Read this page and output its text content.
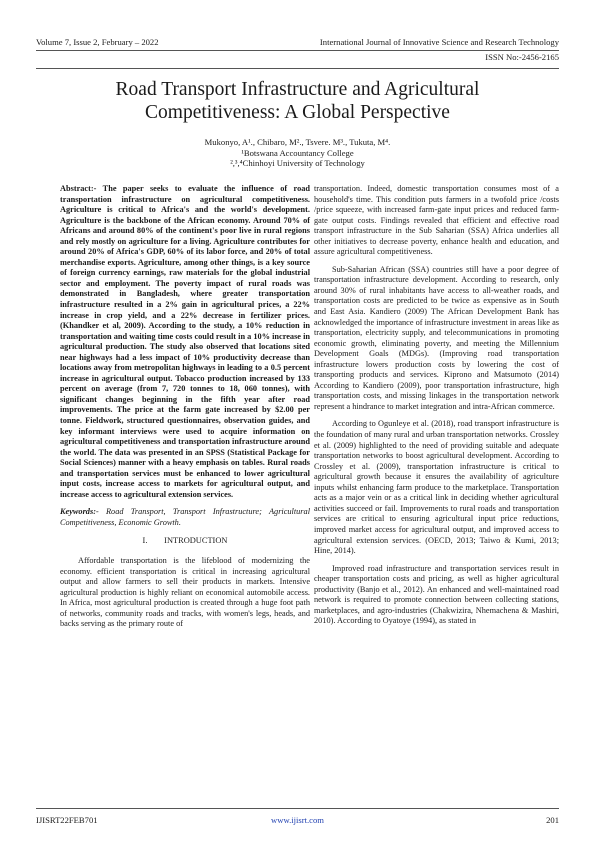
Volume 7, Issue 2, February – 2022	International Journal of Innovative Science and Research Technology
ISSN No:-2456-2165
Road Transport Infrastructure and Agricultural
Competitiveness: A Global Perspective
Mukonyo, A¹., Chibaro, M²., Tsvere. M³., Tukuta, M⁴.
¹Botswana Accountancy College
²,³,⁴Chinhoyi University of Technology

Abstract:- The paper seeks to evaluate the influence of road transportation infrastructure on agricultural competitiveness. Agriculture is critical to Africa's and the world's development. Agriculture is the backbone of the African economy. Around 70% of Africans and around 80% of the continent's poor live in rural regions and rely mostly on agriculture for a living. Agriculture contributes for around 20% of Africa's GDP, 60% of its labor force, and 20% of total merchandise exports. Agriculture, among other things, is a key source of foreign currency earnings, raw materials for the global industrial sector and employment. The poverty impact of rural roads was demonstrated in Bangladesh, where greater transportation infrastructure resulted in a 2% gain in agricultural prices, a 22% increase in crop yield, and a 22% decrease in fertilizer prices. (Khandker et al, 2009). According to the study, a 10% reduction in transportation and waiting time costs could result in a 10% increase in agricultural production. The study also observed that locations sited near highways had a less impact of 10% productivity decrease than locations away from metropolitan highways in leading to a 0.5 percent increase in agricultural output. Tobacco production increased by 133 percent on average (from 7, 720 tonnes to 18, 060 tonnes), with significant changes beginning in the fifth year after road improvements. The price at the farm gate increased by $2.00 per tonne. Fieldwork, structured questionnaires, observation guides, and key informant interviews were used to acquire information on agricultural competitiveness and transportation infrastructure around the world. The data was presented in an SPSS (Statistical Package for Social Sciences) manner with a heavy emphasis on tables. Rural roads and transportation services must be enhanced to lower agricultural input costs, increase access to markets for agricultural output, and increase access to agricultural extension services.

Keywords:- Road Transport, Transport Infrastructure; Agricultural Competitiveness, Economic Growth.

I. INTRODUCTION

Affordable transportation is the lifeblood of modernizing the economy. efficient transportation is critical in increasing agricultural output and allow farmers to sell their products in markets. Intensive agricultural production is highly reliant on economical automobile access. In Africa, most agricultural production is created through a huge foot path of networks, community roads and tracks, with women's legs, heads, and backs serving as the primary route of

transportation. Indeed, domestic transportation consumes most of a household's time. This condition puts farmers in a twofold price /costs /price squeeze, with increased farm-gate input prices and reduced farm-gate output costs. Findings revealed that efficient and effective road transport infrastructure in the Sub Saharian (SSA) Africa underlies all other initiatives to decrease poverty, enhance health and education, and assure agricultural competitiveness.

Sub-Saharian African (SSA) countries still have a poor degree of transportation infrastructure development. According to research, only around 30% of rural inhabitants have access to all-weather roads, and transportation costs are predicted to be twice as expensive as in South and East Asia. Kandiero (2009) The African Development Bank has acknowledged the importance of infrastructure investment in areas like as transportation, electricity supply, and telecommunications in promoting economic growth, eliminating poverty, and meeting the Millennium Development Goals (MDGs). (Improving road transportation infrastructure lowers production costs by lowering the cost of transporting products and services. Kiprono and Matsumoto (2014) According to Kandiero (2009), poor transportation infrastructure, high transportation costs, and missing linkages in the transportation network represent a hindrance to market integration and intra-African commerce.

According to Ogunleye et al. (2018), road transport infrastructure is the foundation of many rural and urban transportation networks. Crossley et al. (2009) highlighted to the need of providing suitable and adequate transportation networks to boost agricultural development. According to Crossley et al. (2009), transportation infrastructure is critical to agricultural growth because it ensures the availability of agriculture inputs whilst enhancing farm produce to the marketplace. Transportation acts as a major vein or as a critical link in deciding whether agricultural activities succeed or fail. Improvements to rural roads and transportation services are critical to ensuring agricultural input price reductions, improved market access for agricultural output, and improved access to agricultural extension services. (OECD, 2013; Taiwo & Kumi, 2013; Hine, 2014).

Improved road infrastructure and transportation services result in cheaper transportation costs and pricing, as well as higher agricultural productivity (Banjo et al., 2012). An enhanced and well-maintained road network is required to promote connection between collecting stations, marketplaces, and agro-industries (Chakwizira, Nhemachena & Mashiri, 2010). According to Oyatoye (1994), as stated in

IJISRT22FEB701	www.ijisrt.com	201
——
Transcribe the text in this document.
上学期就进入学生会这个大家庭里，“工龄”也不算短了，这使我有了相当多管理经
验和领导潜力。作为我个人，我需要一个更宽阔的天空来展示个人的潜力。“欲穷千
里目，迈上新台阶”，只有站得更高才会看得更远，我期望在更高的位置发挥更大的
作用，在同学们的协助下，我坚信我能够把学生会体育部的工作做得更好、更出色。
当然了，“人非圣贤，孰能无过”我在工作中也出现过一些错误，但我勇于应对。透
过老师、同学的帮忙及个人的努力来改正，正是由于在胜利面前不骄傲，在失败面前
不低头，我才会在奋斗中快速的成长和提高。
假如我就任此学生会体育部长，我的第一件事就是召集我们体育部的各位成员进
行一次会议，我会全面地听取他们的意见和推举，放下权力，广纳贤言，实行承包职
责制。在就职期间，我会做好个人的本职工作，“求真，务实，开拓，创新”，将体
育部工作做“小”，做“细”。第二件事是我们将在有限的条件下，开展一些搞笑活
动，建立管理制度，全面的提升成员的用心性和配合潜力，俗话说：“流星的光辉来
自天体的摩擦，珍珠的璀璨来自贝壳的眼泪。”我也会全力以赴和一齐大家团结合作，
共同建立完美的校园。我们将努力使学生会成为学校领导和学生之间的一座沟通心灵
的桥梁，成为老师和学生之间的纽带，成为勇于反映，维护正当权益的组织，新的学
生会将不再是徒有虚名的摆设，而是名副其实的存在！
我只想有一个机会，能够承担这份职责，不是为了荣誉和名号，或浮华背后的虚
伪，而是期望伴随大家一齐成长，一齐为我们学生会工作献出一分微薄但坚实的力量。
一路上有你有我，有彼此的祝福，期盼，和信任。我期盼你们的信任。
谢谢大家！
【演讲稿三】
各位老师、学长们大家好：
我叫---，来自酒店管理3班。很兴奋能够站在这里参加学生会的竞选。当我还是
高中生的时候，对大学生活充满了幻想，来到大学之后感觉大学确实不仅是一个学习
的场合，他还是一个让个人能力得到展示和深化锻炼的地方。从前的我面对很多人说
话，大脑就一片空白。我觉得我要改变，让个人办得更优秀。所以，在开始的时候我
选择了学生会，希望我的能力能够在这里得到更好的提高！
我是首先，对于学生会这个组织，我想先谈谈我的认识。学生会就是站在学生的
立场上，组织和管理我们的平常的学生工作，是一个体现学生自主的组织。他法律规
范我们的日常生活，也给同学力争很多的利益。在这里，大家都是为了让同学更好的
——
▶ Short task
Scan the listing above and copy all lines containing the word "efficient".

▶ The output
Affordable transportation is the lifeblood of modernizing the economy. efficient transportation is critical in increasing agricultural output and allow farmers to sell their products in markets. Intensive agricultural production is highly reliant on economical automobile access. In Africa, most agricultural production is created through a huge foot path of networks, community roads and tracks, with women's legs, heads, and backs serving as the primary route of
transportation. Indeed, domestic transportation consumes most of a household's time. This condition puts farmers in a twofold price /costs /price squeeze, with increased farm-gate input prices and reduced farm-gate output costs. Findings revealed that efficient and effective road transport infrastructure in the Sub Saharian (SSA) Africa underlies all other initiatives to decrease poverty, enhance health and education, and assure agricultural competitiveness.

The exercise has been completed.